● Given exercise: In the following material, identify every line holding the string "from" and return it.

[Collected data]

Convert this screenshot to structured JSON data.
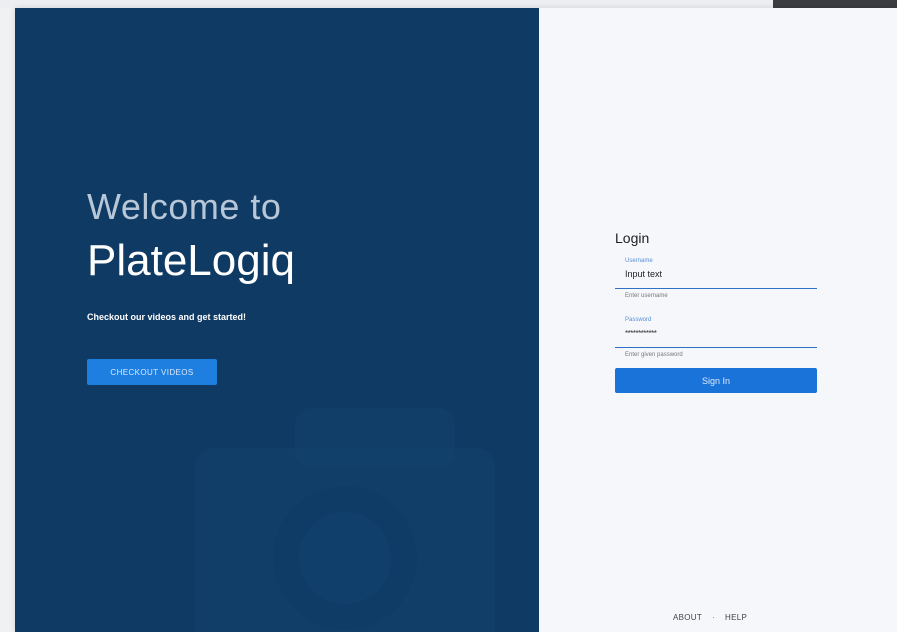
{
  "hero": {
    "welcome": "Welcome to",
    "brand": "PlateLogiq",
    "tagline": "Checkout our videos and get started!",
    "cta_label": "CHECKOUT VIDEOS"
  },
  "login": {
    "heading": "Login",
    "username": {
      "label": "Username",
      "value": "Input text",
      "helper": "Enter username"
    },
    "password": {
      "label": "Password",
      "value": "************",
      "helper": "Enter given password"
    },
    "signin_label": "Sign In"
  },
  "footer": {
    "about": "ABOUT",
    "separator": "·",
    "help": "HELP"
  },
  "colors": {
    "panel_dark": "#0e3a63",
    "accent": "#1a73d9",
    "panel_light": "#f5f7fb"
  },
  "icons": {
    "background_graphic": "camera-icon"
  }
}
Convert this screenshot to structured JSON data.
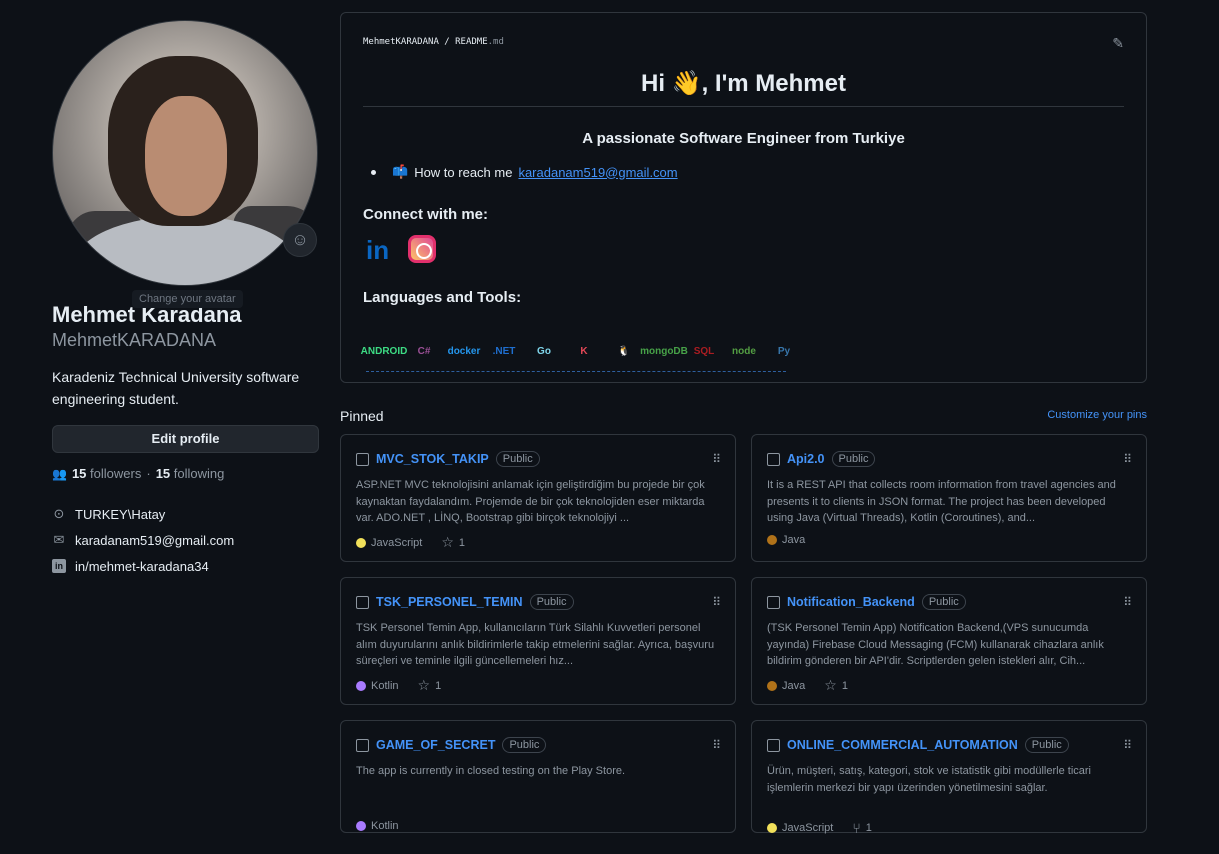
{
  "profile": {
    "change_avatar": "Change your avatar",
    "name": "Mehmet Karadana",
    "login": "MehmetKARADANA",
    "bio": "Karadeniz Technical University software engineering student.",
    "edit_label": "Edit profile",
    "followers_count": "15",
    "followers_label": "followers",
    "separator": "·",
    "following_count": "15",
    "following_label": "following",
    "location": "TURKEY\\Hatay",
    "email": "karadanam519@gmail.com",
    "linkedin": "in/mehmet-karadana34"
  },
  "readme": {
    "owner": "MehmetKARADANA",
    "slash": "/",
    "file": "README",
    "ext": ".md",
    "greeting": "Hi 👋, I'm Mehmet",
    "tagline": "A passionate Software Engineer from Turkiye",
    "reach_icon": "📫",
    "reach_text": "How to reach me",
    "reach_email": "karadanam519@gmail.com",
    "connect_heading": "Connect with me:",
    "languages_heading": "Languages and Tools:",
    "linkedin_glyph": "in",
    "tools": [
      {
        "name": "android",
        "label": "ANDROID",
        "color": "#3ddc84"
      },
      {
        "name": "csharp",
        "label": "C#",
        "color": "#9b4f96"
      },
      {
        "name": "docker",
        "label": "docker",
        "color": "#2496ed"
      },
      {
        "name": "dotnet",
        "label": ".NET",
        "color": "#1f6fd0"
      },
      {
        "name": "go",
        "label": "Go",
        "color": "#7fd5ea"
      },
      {
        "name": "kotlin",
        "label": "K",
        "color": "#e44857"
      },
      {
        "name": "linux",
        "label": "🐧",
        "color": "#fcc624"
      },
      {
        "name": "mongodb",
        "label": "mongoDB",
        "color": "#47a248"
      },
      {
        "name": "mssql",
        "label": "SQL",
        "color": "#a91d22"
      },
      {
        "name": "nodejs",
        "label": "node",
        "color": "#539e43"
      },
      {
        "name": "python",
        "label": "Py",
        "color": "#3776ab"
      }
    ]
  },
  "pinned": {
    "heading": "Pinned",
    "customize": "Customize your pins",
    "visibility": "Public",
    "cards": [
      {
        "name": "MVC_STOK_TAKIP",
        "desc": "ASP.NET MVC teknolojisini anlamak için geliştirdiğim bu projede bir çok kaynaktan faydalandım. Projemde de bir çok teknolojiden eser miktarda var. ADO.NET , LİNQ, Bootstrap gibi birçok teknolojiyi ...",
        "lang": "JavaScript",
        "lang_color": "#f1e05a",
        "stat_icon": "star-icon",
        "stat": "1"
      },
      {
        "name": "Api2.0",
        "desc": "It is a REST API that collects room information from travel agencies and presents it to clients in JSON format. The project has been developed using Java (Virtual Threads), Kotlin (Coroutines), and...",
        "lang": "Java",
        "lang_color": "#b07219",
        "stat_icon": "",
        "stat": ""
      },
      {
        "name": "TSK_PERSONEL_TEMIN",
        "desc": "TSK Personel Temin App, kullanıcıların Türk Silahlı Kuvvetleri personel alım duyurularını anlık bildirimlerle takip etmelerini sağlar. Ayrıca, başvuru süreçleri ve teminle ilgili güncellemeleri hız...",
        "lang": "Kotlin",
        "lang_color": "#a97bff",
        "stat_icon": "star-icon",
        "stat": "1"
      },
      {
        "name": "Notification_Backend",
        "desc": "(TSK Personel Temin App) Notification Backend,(VPS sunucumda yayında) Firebase Cloud Messaging (FCM) kullanarak cihazlara anlık bildirim gönderen bir API'dir. Scriptlerden gelen istekleri alır, Cih...",
        "lang": "Java",
        "lang_color": "#b07219",
        "stat_icon": "star-icon",
        "stat": "1"
      },
      {
        "name": "GAME_OF_SECRET",
        "desc": "The app is currently in closed testing on the Play Store.",
        "lang": "Kotlin",
        "lang_color": "#a97bff",
        "stat_icon": "",
        "stat": ""
      },
      {
        "name": "ONLINE_COMMERCIAL_AUTOMATION",
        "desc": "Ürün, müşteri, satış, kategori, stok ve istatistik gibi modüllerle ticari işlemlerin merkezi bir yapı üzerinden yönetilmesini sağlar.",
        "lang": "JavaScript",
        "lang_color": "#f1e05a",
        "stat_icon": "fork-icon",
        "stat": "1"
      }
    ]
  }
}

● Correct response:
    "tagline": "A passionate Software Engineer from Turkiye",
        "desc": "It is a REST API that collects room information from travel agencies and presents it to clients in JSON format. The project has been developed using Java (Virtual Threads), Kotlin (Coroutines), and...",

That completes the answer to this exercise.